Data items
>> Begin

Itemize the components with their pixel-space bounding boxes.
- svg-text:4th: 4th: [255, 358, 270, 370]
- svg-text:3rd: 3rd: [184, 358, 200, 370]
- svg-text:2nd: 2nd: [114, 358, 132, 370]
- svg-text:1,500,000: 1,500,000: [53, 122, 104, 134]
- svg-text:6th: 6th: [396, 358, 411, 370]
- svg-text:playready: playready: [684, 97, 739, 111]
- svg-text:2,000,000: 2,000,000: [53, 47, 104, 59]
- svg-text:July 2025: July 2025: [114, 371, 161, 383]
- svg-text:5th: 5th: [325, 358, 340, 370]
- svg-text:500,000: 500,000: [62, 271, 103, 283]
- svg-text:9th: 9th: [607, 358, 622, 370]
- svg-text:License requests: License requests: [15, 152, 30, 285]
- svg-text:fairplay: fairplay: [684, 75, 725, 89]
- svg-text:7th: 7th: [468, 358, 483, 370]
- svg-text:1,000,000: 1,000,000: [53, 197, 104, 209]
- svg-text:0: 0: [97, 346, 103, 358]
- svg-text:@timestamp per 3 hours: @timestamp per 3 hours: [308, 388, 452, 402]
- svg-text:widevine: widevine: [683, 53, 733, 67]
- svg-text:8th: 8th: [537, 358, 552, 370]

>> End

Work to be completed
Reproduce every row above verbatim, keeping each line unchanged.

Complete answer
Itemize the components with their pixel-space bounding boxes.
- svg-text:4th: 4th: [255, 358, 270, 370]
- svg-text:3rd: 3rd: [184, 358, 200, 370]
- svg-text:2nd: 2nd: [114, 358, 132, 370]
- svg-text:1,500,000: 1,500,000: [53, 122, 104, 134]
- svg-text:6th: 6th: [396, 358, 411, 370]
- svg-text:playready: playready: [684, 97, 739, 111]
- svg-text:2,000,000: 2,000,000: [53, 47, 104, 59]
- svg-text:July 2025: July 2025: [114, 371, 161, 383]
- svg-text:5th: 5th: [325, 358, 340, 370]
- svg-text:500,000: 500,000: [62, 271, 103, 283]
- svg-text:9th: 9th: [607, 358, 622, 370]
- svg-text:License requests: License requests: [15, 152, 30, 285]
- svg-text:fairplay: fairplay: [684, 75, 725, 89]
- svg-text:7th: 7th: [468, 358, 483, 370]
- svg-text:1,000,000: 1,000,000: [53, 197, 104, 209]
- svg-text:0: 0: [97, 346, 103, 358]
- svg-text:@timestamp per 3 hours: @timestamp per 3 hours: [308, 388, 452, 402]
- svg-text:widevine: widevine: [683, 53, 733, 67]
- svg-text:8th: 8th: [537, 358, 552, 370]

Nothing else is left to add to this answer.